+++ Data for this task +++

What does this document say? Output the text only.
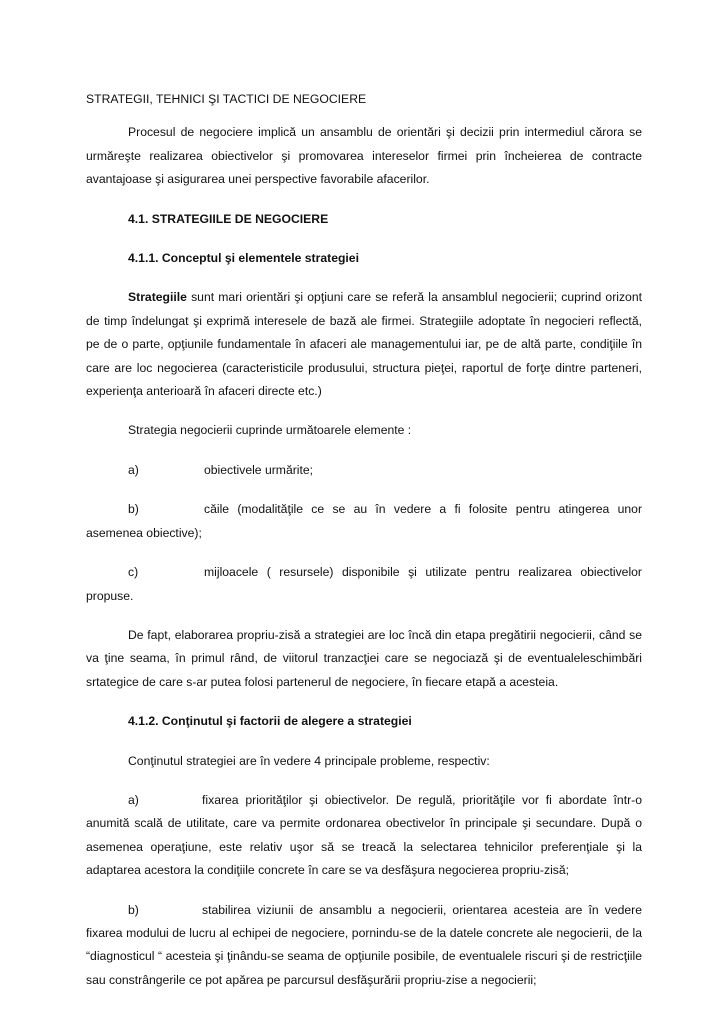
STRATEGII, TEHNICI ŞI TACTICI DE NEGOCIERE

Procesul de negociere implică un ansamblu de orientări şi decizii prin intermediul cărora se urmăreşte realizarea obiectivelor şi promovarea intereselor firmei prin încheierea de contracte avantajoase şi asigurarea unei perspective favorabile afacerilor.

4.1. STRATEGIILE DE NEGOCIERE
4.1.1. Conceptul şi elementele strategiei

Strategiile sunt mari orientări şi opţiuni care se referă la ansamblul negocierii; cuprind orizont de timp îndelungat şi exprimă interesele de bază ale firmei. Strategiile adoptate în negocieri reflectă, pe de o parte, opţiunile fundamentale în afaceri ale managementului iar, pe de altă parte, condiţiile în care are loc negocierea (caracteristicile produsului, structura pieţei, raportul de forţe dintre parteneri, experienţa anterioară în afaceri directe etc.)

Strategia negocierii cuprinde următoarele elemente :

a)	obiectivele urmărite;
b)	căile (modalităţile ce se au în vedere a fi folosite pentru atingerea unor asemenea obiective);
c)	mijloacele ( resursele) disponibile şi utilizate pentru realizarea obiectivelor propuse.

De fapt, elaborarea propriu-zisă a strategiei are loc încă din etapa pregătirii negocierii, când se va ţine seama, în primul rând, de viitorul tranzacţiei care se negociază şi de eventualeleschimbări srtategice de care s-ar putea folosi partenerul de negociere, în fiecare etapă a acesteia.

4.1.2. Conţinutul şi factorii de alegere a strategiei

Conţinutul strategiei are în vedere 4 principale probleme, respectiv:

a)	fixarea priorităţilor şi obiectivelor. De regulă, priorităţile vor fi abordate într-o anumită scală de utilitate, care va permite ordonarea obectivelor în principale şi secundare. După o asemenea operaţiune, este relativ uşor să se treacă la selectarea tehnicilor preferenţiale şi la adaptarea acestora la condiţiile concrete în care se va desfăşura negocierea propriu-zisă;
b)	stabilirea viziunii de ansamblu a negocierii, orientarea acesteia are în vedere fixarea modului de lucru al echipei de negociere, pornindu-se de la datele concrete ale negocierii, de la “diagnosticul “ acesteia şi ţinându-se seama de opţiunile posibile, de eventualele riscuri şi de restricţiile sau constrângerile ce pot apărea pe parcursul desfăşurării propriu-zise a negocierii;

+++

*What is being asked*: Go through the listing above and return every line where the word "acesteia" occurs.

*Result of this task*:
De fapt, elaborarea propriu-zisă a strategiei are loc încă din etapa pregătirii negocierii, când se va ţine seama, în primul rând, de viitorul tranzacţiei care se negociază şi de eventualeleschimbări srtategice de care s-ar putea folosi partenerul de negociere, în fiecare etapă a acesteia.
b)	stabilirea viziunii de ansamblu a negocierii, orientarea acesteia are în vedere fixarea modului de lucru al echipei de negociere, pornindu-se de la datele concrete ale negocierii, de la “diagnosticul “ acesteia şi ţinându-se seama de opţiunile posibile, de eventualele riscuri şi de restricţiile sau constrângerile ce pot apărea pe parcursul desfăşurării propriu-zise a negocierii;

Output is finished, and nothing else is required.